From the listing below, pull out all lines with "JSON" in them.
____ Input
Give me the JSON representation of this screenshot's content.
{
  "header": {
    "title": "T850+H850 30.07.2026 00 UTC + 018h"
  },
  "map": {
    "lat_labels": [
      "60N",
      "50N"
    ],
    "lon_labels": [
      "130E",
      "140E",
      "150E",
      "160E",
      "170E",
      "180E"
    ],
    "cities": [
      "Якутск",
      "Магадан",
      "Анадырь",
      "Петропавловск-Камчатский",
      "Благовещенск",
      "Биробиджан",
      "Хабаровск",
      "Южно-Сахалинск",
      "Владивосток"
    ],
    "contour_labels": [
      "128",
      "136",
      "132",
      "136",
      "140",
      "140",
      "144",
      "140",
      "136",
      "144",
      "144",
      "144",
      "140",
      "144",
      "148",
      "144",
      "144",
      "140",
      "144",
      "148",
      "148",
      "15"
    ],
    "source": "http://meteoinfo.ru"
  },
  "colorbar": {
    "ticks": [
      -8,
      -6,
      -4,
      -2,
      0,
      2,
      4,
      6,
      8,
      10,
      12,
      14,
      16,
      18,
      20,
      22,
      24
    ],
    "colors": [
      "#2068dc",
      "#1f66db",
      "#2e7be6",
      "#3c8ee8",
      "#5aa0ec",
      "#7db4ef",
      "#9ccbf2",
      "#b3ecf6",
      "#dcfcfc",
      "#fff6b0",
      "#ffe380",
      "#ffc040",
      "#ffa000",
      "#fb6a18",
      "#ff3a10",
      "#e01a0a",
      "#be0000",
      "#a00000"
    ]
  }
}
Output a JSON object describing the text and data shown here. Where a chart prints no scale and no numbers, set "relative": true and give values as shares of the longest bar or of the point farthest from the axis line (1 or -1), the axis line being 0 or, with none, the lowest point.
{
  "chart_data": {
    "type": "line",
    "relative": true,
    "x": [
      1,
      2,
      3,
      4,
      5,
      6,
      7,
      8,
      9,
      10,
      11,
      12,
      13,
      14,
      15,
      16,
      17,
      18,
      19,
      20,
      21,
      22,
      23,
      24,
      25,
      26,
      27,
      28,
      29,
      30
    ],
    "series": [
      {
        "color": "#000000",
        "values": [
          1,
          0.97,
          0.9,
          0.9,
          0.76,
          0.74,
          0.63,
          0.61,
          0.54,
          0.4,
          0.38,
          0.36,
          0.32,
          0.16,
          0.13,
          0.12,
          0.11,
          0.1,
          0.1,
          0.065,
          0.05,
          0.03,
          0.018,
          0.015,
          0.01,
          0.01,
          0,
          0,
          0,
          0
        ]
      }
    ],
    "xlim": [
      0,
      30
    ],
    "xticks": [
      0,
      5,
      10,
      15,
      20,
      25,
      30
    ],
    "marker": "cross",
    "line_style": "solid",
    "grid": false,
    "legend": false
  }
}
________
- [Task response]
Give me the JSON representation of this screenshot's content.
Output a JSON object describing the text and data shown here. Where a chart prints no scale and no numbers, set "relative": true and give values as shares of the longest bar or of the point farthest from the axis line (1 or -1), the axis line being 0 or, with none, the lowest point.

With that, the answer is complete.